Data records
——————
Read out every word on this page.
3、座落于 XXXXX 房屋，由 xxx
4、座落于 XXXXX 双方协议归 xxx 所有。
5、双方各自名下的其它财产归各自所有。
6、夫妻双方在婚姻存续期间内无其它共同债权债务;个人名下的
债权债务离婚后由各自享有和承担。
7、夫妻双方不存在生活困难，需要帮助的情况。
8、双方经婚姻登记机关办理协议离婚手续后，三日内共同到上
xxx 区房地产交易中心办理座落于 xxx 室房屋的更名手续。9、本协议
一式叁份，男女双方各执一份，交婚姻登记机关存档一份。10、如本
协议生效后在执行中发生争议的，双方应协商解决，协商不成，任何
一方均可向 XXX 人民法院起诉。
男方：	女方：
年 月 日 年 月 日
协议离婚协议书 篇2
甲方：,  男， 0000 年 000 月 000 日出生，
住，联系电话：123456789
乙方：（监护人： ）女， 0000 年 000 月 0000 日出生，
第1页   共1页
——————
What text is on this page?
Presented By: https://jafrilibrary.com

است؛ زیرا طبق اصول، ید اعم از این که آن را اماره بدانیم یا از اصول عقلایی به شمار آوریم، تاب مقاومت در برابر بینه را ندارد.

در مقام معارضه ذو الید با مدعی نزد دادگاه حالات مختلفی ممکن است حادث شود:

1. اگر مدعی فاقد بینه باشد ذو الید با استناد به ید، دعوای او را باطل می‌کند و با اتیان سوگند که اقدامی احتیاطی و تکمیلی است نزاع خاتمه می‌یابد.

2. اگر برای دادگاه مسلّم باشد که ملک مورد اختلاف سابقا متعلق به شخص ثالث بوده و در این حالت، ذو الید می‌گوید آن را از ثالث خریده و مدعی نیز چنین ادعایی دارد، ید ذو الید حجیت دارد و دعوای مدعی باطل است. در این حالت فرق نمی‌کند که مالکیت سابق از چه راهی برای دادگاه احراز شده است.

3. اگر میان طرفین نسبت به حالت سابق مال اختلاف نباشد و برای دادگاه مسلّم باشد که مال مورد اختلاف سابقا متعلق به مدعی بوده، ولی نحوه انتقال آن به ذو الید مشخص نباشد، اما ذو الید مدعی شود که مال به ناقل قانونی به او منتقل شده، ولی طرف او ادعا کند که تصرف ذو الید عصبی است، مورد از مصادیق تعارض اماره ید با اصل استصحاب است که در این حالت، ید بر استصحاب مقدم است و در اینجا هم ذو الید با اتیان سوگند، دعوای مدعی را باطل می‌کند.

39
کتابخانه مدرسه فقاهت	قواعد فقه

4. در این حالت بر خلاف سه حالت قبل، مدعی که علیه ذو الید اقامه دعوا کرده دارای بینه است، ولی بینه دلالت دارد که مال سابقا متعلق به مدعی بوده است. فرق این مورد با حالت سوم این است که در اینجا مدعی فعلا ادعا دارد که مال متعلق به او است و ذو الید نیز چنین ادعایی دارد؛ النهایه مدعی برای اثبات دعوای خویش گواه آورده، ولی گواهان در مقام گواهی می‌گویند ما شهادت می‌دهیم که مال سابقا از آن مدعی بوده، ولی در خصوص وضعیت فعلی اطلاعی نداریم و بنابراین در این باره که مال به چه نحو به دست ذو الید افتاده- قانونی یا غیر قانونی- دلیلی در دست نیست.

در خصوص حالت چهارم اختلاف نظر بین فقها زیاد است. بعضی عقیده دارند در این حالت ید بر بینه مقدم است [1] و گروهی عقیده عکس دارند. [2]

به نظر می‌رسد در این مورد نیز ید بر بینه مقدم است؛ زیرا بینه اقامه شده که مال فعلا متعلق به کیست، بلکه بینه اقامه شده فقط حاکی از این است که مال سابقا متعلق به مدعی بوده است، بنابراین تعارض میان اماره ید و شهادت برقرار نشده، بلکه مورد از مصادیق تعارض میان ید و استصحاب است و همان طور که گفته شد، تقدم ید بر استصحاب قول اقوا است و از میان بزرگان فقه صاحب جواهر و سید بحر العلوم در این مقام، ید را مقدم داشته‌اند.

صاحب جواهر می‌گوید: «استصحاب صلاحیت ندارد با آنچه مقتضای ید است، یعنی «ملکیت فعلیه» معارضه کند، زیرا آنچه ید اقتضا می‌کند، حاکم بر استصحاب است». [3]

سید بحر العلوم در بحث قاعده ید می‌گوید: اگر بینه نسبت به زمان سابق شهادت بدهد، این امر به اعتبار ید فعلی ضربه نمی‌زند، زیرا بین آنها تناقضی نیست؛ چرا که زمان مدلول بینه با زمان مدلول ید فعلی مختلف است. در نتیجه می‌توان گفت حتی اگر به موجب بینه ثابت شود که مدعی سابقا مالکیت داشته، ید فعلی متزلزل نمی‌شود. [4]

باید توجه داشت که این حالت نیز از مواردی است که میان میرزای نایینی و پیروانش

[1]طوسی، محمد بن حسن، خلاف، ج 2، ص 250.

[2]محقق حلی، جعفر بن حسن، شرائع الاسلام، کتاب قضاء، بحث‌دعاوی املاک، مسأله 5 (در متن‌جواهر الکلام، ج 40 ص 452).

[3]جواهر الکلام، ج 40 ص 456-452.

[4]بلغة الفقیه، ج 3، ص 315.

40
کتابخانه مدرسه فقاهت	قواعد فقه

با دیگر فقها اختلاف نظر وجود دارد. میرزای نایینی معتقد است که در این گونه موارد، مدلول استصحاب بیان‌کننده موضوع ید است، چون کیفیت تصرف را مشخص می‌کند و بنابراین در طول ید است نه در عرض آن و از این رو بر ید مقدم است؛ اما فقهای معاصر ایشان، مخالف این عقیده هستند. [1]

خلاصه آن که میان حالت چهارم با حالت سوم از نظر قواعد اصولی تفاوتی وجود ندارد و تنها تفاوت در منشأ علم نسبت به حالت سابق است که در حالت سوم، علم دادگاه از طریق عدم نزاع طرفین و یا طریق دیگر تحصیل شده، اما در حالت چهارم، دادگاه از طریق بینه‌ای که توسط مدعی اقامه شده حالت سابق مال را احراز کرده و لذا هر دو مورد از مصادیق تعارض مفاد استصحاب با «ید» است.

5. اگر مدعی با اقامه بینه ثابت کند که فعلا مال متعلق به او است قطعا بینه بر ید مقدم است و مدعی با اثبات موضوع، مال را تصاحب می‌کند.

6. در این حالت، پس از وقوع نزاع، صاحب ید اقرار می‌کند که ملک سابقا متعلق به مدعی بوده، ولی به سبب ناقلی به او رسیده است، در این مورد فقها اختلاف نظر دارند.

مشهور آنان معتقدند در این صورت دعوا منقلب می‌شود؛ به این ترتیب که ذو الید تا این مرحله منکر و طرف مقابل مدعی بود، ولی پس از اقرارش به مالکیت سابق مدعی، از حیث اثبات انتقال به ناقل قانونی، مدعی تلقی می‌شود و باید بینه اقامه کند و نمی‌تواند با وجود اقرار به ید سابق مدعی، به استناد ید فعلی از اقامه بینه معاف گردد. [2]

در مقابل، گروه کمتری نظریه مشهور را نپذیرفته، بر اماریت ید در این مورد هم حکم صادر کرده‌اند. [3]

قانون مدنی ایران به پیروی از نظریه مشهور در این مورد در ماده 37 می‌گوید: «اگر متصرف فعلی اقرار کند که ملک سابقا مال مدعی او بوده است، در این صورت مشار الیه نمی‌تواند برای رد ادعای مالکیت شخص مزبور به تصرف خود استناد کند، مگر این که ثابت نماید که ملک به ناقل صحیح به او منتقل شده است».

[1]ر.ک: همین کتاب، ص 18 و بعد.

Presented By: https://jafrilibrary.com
——————
> [The problem]: For each line of the listing that holds the word "اماره", show that line.

> [Correct answer]:
است؛ زیرا طبق اصول، ید اعم از این که آن را اماره بدانیم یا از اصول عقلایی به شمار آوریم، تاب مقاومت در برابر بینه را ندارد.
3. اگر میان طرفین نسبت به حالت سابق مال اختلاف نباشد و برای دادگاه مسلّم باشد که مال مورد اختلاف سابقا متعلق به مدعی بوده، ولی نحوه انتقال آن به ذو الید مشخص نباشد، اما ذو الید مدعی شود که مال به ناقل قانونی به او منتقل شده، ولی طرف او ادعا کند که تصرف ذو الید عصبی است، مورد از مصادیق تعارض اماره ید با اصل استصحاب است که در این حالت، ید بر استصحاب مقدم است و در اینجا هم ذو الید با اتیان سوگند، دعوای مدعی را باطل می‌کند.
به نظر می‌رسد در این مورد نیز ید بر بینه مقدم است؛ زیرا بینه اقامه شده که مال فعلا متعلق به کیست، بلکه بینه اقامه شده فقط حاکی از این است که مال سابقا متعلق به مدعی بوده است، بنابراین تعارض میان اماره ید و شهادت برقرار نشده، بلکه مورد از مصادیق تعارض میان ید و استصحاب است و همان طور که گفته شد، تقدم ید بر استصحاب قول اقوا است و از میان بزرگان فقه صاحب جواهر و سید بحر العلوم در این مقام، ید را مقدم داشته‌اند.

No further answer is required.